# Directive
Extract all lines containing "title".
=== Data extract ===
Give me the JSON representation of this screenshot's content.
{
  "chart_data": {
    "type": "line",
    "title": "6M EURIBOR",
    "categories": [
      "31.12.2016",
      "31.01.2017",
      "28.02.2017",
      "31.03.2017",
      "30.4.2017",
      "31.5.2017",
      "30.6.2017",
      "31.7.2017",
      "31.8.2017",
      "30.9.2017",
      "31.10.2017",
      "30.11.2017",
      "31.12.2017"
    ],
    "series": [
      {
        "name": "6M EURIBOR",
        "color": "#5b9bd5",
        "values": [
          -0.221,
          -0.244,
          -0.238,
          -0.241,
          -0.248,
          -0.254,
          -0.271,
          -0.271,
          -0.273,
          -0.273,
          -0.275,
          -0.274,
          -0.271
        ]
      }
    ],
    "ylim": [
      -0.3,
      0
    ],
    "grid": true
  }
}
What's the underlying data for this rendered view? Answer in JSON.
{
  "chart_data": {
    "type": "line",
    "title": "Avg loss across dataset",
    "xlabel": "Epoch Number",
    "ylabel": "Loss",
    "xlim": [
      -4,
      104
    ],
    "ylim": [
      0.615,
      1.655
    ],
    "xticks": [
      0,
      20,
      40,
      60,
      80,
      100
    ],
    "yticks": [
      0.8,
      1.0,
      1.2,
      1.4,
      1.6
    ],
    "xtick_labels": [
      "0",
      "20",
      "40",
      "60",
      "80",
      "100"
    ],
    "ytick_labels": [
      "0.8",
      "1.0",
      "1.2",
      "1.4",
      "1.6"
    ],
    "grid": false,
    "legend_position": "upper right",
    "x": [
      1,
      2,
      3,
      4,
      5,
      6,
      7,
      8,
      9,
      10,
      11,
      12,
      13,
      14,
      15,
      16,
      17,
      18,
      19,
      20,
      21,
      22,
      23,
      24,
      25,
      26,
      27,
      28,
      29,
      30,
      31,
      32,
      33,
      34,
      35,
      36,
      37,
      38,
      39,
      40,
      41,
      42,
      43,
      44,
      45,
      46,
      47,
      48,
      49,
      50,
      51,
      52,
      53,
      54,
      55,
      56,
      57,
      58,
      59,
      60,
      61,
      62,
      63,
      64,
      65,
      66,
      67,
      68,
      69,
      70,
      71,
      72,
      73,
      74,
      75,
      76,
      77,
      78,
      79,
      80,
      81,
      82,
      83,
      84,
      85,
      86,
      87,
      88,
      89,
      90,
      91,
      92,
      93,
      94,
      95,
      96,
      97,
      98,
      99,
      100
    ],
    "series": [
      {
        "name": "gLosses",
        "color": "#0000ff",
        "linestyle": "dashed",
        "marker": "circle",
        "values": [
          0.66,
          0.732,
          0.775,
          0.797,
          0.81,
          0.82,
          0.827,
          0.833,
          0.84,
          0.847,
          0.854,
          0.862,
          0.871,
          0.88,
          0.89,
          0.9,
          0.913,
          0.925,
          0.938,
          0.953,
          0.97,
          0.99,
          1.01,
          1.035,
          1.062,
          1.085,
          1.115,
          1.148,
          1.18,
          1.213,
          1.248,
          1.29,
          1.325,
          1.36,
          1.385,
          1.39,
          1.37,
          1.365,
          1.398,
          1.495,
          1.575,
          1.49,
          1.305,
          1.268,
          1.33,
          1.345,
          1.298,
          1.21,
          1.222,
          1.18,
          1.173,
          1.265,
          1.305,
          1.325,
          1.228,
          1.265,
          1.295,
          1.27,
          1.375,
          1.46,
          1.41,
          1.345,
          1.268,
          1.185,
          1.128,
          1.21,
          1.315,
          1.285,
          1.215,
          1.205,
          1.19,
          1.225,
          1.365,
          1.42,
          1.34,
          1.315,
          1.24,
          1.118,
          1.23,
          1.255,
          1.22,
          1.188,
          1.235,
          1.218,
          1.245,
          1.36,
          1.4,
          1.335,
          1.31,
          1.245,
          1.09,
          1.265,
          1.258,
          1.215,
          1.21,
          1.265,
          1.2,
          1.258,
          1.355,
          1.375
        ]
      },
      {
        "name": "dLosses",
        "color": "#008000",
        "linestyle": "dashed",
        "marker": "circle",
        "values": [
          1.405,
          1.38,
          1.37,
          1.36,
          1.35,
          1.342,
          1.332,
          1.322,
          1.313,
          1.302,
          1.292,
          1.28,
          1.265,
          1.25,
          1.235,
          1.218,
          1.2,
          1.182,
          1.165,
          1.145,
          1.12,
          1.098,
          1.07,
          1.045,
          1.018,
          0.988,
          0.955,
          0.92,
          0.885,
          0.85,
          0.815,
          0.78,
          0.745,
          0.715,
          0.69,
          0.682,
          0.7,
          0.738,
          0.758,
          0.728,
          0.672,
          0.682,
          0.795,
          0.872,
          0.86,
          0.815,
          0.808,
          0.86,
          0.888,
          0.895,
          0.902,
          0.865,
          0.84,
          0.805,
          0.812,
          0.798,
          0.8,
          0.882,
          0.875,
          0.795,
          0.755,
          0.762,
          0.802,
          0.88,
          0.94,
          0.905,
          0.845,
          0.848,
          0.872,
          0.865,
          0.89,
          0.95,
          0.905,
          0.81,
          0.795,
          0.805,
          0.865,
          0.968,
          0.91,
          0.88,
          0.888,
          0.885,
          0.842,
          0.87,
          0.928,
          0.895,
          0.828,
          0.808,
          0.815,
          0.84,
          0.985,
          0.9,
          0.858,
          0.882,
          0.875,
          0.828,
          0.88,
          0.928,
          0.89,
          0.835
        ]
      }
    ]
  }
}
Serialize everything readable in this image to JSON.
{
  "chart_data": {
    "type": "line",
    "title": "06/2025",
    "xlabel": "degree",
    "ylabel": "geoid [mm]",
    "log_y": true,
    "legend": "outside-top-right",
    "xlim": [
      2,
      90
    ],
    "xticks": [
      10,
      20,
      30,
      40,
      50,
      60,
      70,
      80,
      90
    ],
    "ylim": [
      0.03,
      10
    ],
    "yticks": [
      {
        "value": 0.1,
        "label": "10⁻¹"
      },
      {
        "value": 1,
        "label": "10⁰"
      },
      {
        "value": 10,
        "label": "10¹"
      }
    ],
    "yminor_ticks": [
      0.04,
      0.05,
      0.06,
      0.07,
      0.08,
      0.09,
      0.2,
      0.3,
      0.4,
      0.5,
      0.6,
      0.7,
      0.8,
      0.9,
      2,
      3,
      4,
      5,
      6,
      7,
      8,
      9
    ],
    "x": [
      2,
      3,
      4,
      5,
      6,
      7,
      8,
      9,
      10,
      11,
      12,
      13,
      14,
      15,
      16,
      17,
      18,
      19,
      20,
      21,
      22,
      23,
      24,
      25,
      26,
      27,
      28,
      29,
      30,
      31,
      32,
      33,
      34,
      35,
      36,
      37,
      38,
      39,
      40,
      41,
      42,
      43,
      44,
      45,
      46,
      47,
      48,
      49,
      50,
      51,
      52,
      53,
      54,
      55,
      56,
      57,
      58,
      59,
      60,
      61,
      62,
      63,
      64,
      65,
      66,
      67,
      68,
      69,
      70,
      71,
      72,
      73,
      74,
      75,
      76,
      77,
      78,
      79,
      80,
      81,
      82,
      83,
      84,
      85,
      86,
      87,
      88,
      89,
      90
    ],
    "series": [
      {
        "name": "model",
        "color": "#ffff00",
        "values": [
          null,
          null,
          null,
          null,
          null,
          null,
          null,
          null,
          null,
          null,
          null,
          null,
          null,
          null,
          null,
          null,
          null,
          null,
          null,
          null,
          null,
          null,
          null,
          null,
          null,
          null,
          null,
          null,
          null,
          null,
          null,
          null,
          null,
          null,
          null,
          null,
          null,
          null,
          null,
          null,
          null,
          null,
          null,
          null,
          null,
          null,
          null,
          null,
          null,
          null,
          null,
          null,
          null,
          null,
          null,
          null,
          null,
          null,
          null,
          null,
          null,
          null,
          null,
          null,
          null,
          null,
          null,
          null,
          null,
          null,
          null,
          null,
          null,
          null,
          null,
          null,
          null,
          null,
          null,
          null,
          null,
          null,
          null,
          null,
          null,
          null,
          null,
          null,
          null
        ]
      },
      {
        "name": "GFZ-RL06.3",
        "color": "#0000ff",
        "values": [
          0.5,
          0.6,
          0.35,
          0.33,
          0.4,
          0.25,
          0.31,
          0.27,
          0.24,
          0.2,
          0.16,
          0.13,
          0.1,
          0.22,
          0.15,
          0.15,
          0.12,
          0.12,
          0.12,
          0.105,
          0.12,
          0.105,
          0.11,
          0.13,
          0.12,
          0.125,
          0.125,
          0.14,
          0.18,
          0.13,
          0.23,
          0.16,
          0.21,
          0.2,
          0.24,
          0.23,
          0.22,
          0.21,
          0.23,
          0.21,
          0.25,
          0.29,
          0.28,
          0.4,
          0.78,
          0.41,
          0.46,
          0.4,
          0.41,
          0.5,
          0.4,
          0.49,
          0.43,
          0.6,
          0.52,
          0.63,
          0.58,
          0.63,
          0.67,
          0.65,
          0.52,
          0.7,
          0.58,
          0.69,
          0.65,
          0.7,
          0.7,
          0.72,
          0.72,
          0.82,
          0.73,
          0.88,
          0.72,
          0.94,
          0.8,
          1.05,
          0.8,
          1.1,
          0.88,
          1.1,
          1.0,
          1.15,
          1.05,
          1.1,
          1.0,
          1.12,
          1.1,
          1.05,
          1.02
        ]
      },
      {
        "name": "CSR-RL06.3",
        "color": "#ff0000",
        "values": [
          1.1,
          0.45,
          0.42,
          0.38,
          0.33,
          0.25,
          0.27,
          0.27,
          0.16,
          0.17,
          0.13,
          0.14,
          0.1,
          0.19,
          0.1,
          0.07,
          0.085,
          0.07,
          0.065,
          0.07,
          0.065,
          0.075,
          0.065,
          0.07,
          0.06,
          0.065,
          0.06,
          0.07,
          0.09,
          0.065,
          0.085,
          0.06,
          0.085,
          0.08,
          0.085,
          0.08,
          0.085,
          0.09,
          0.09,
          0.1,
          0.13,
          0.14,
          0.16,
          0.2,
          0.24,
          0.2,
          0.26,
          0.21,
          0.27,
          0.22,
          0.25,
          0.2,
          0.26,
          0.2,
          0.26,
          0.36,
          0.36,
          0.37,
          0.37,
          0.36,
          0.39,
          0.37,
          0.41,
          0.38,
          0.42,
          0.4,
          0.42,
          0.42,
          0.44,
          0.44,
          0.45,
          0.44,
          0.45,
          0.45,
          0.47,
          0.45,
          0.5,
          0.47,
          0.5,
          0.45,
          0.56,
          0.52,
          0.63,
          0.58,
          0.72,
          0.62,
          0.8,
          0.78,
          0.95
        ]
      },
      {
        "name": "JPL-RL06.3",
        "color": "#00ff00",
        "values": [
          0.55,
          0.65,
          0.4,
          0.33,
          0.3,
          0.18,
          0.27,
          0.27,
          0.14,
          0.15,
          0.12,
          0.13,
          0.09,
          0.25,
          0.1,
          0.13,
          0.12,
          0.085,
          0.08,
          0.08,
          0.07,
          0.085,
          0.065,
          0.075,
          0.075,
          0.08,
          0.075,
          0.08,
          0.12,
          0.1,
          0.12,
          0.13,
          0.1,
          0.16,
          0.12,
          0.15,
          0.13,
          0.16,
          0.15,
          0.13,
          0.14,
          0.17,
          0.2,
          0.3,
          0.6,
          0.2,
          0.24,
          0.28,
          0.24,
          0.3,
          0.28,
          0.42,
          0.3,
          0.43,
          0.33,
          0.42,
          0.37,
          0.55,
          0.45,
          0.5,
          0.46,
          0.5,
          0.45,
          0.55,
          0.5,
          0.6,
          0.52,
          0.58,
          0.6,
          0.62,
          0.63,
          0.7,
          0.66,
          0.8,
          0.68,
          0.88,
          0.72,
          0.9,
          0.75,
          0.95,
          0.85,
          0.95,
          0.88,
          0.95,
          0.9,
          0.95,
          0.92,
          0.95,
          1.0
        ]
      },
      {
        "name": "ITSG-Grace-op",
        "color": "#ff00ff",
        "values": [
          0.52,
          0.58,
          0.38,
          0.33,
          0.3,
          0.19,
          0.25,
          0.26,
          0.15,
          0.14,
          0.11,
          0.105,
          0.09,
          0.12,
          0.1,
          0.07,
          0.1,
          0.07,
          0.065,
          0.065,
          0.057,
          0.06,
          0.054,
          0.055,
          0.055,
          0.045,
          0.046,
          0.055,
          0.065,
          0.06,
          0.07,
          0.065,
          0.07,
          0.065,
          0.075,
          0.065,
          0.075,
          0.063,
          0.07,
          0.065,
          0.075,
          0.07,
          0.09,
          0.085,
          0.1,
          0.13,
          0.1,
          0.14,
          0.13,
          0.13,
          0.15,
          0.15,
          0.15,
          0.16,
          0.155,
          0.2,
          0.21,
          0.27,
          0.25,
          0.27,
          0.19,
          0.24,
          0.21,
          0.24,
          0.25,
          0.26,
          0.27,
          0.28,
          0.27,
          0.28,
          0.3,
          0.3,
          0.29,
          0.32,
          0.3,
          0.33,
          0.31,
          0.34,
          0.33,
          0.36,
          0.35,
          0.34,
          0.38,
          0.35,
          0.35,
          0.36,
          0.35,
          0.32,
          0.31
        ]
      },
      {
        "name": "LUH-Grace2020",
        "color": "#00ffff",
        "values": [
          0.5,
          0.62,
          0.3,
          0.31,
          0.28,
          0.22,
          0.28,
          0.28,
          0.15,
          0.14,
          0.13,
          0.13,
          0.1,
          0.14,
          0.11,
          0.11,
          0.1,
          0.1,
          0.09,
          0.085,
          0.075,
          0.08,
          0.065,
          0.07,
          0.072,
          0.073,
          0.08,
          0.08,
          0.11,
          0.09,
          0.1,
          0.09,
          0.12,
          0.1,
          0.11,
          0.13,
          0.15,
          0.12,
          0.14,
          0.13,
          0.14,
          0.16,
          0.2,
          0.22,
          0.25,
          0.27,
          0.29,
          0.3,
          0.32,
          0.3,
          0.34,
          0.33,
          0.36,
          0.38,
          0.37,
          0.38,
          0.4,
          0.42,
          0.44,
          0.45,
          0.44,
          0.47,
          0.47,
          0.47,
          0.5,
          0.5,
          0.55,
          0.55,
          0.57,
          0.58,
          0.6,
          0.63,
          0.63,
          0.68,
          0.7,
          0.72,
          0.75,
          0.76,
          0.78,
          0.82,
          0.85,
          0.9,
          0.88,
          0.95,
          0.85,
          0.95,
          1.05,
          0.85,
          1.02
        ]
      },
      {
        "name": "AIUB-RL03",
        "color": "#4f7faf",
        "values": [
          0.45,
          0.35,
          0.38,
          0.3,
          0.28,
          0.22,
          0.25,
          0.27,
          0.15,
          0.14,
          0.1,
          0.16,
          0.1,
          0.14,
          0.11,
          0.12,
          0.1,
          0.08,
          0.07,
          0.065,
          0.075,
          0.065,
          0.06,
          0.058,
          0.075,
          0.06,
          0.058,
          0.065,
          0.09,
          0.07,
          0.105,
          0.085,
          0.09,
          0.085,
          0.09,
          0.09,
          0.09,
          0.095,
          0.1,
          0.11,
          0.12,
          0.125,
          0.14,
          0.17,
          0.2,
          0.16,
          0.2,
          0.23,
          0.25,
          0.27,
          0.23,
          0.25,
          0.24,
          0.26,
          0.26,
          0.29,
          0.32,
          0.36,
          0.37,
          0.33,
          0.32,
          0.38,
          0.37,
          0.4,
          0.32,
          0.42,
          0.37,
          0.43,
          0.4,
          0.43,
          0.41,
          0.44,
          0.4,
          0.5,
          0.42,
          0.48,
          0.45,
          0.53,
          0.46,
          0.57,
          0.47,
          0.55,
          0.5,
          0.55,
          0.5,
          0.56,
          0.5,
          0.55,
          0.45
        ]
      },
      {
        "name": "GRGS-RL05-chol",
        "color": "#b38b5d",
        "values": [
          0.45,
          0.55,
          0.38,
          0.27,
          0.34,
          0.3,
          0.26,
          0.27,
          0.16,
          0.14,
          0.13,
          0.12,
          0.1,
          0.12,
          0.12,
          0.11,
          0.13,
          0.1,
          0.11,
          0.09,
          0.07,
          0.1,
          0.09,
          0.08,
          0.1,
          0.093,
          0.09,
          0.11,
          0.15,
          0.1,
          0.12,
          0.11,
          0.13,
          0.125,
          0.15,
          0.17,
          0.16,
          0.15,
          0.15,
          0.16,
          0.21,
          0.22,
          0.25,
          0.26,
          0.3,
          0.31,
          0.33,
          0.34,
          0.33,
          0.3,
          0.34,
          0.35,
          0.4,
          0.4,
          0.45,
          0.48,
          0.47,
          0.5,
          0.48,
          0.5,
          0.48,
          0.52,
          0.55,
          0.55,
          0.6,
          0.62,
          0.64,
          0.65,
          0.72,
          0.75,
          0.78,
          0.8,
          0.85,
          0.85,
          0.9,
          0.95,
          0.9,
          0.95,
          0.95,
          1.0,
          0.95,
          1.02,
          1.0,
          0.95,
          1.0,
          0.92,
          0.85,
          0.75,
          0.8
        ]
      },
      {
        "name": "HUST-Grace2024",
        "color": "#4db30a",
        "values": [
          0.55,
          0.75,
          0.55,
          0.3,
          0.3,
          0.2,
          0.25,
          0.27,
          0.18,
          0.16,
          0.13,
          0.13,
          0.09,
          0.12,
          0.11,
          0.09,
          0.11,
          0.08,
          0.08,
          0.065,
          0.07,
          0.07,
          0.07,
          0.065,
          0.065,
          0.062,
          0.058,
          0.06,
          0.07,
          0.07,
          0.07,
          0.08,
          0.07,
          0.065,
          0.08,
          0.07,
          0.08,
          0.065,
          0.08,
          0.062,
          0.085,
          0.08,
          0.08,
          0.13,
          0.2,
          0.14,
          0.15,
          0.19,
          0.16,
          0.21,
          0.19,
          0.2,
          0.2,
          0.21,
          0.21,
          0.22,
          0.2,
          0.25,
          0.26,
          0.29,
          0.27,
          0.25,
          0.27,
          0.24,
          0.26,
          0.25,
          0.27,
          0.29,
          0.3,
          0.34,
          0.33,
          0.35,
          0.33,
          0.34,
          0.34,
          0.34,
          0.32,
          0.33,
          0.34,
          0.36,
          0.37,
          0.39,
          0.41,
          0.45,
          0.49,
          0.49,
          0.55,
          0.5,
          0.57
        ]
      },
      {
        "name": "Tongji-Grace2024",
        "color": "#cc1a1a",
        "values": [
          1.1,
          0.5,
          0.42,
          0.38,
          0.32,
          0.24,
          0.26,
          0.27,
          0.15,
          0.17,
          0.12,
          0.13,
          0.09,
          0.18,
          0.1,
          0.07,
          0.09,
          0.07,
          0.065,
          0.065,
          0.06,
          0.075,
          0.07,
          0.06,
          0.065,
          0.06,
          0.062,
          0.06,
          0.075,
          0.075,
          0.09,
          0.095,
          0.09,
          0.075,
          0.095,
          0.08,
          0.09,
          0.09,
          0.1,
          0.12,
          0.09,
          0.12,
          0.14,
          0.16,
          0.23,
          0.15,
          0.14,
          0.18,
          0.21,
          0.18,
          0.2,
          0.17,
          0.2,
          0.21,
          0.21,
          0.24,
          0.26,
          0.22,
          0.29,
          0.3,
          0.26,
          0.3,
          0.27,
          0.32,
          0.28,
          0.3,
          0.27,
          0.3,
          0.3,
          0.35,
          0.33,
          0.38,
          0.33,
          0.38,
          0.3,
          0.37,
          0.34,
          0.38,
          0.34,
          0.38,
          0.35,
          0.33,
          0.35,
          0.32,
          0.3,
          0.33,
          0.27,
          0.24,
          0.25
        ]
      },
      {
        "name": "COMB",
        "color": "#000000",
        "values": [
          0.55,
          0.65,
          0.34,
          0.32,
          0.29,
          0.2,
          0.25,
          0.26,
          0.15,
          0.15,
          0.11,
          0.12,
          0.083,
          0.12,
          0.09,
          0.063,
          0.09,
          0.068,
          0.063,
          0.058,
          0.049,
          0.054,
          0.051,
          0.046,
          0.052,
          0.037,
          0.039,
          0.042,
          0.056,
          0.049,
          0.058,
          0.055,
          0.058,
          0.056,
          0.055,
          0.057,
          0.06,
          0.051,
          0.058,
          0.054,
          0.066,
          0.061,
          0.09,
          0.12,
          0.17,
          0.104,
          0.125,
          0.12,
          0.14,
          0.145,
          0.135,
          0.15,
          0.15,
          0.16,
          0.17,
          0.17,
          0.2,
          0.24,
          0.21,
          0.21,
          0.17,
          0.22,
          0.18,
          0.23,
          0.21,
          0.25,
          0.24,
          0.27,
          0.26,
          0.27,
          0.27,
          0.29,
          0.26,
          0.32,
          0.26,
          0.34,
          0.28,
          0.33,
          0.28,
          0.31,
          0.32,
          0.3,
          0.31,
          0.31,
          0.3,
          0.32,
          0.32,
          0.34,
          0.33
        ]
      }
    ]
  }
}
===
# Solution for this problem
    "title": "6M EURIBOR",
    "title": "Avg loss across dataset",
    "title": "06/2025",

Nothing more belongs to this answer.